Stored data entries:
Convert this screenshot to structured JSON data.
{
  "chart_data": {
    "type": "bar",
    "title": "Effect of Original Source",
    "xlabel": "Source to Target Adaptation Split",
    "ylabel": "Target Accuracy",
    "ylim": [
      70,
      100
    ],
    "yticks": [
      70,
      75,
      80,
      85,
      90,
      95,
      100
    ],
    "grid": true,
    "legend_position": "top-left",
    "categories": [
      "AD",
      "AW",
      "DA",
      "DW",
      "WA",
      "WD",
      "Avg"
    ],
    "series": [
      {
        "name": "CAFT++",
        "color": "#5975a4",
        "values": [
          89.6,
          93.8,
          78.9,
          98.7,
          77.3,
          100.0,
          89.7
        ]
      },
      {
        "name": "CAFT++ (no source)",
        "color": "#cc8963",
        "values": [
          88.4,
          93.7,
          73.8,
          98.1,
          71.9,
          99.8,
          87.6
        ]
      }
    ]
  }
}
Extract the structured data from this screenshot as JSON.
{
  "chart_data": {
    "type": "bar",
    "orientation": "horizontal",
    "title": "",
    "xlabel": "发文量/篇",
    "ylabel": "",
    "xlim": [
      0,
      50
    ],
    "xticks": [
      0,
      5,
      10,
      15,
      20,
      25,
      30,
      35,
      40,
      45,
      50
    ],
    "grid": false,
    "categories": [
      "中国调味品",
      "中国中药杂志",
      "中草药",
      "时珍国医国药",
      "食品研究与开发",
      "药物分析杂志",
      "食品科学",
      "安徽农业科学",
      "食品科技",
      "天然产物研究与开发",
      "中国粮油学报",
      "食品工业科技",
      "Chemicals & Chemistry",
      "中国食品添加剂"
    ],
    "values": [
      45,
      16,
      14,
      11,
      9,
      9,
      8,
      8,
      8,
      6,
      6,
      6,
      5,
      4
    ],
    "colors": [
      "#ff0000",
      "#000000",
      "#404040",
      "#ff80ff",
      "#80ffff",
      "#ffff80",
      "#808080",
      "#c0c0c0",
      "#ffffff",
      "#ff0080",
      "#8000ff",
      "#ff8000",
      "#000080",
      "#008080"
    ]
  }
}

GOAL:
Make an exact copy of the material above.

RESPONSE FOR THIS EXERCISE:
Convert this screenshot to structured JSON data.
{
  "chart_data": {
    "type": "bar",
    "title": "Effect of Original Source",
    "xlabel": "Source to Target Adaptation Split",
    "ylabel": "Target Accuracy",
    "ylim": [
      70,
      100
    ],
    "yticks": [
      70,
      75,
      80,
      85,
      90,
      95,
      100
    ],
    "grid": true,
    "legend_position": "top-left",
    "categories": [
      "AD",
      "AW",
      "DA",
      "DW",
      "WA",
      "WD",
      "Avg"
    ],
    "series": [
      {
        "name": "CAFT++",
        "color": "#5975a4",
        "values": [
          89.6,
          93.8,
          78.9,
          98.7,
          77.3,
          100.0,
          89.7
        ]
      },
      {
        "name": "CAFT++ (no source)",
        "color": "#cc8963",
        "values": [
          88.4,
          93.7,
          73.8,
          98.1,
          71.9,
          99.8,
          87.6
        ]
      }
    ]
  }
}
Extract the structured data from this screenshot as JSON.
{
  "chart_data": {
    "type": "bar",
    "orientation": "horizontal",
    "title": "",
    "xlabel": "发文量/篇",
    "ylabel": "",
    "xlim": [
      0,
      50
    ],
    "xticks": [
      0,
      5,
      10,
      15,
      20,
      25,
      30,
      35,
      40,
      45,
      50
    ],
    "grid": false,
    "categories": [
      "中国调味品",
      "中国中药杂志",
      "中草药",
      "时珍国医国药",
      "食品研究与开发",
      "药物分析杂志",
      "食品科学",
      "安徽农业科学",
      "食品科技",
      "天然产物研究与开发",
      "中国粮油学报",
      "食品工业科技",
      "Chemicals & Chemistry",
      "中国食品添加剂"
    ],
    "values": [
      45,
      16,
      14,
      11,
      9,
      9,
      8,
      8,
      8,
      6,
      6,
      6,
      5,
      4
    ],
    "colors": [
      "#ff0000",
      "#000000",
      "#404040",
      "#ff80ff",
      "#80ffff",
      "#ffff80",
      "#808080",
      "#c0c0c0",
      "#ffffff",
      "#ff0080",
      "#8000ff",
      "#ff8000",
      "#000080",
      "#008080"
    ]
  }
}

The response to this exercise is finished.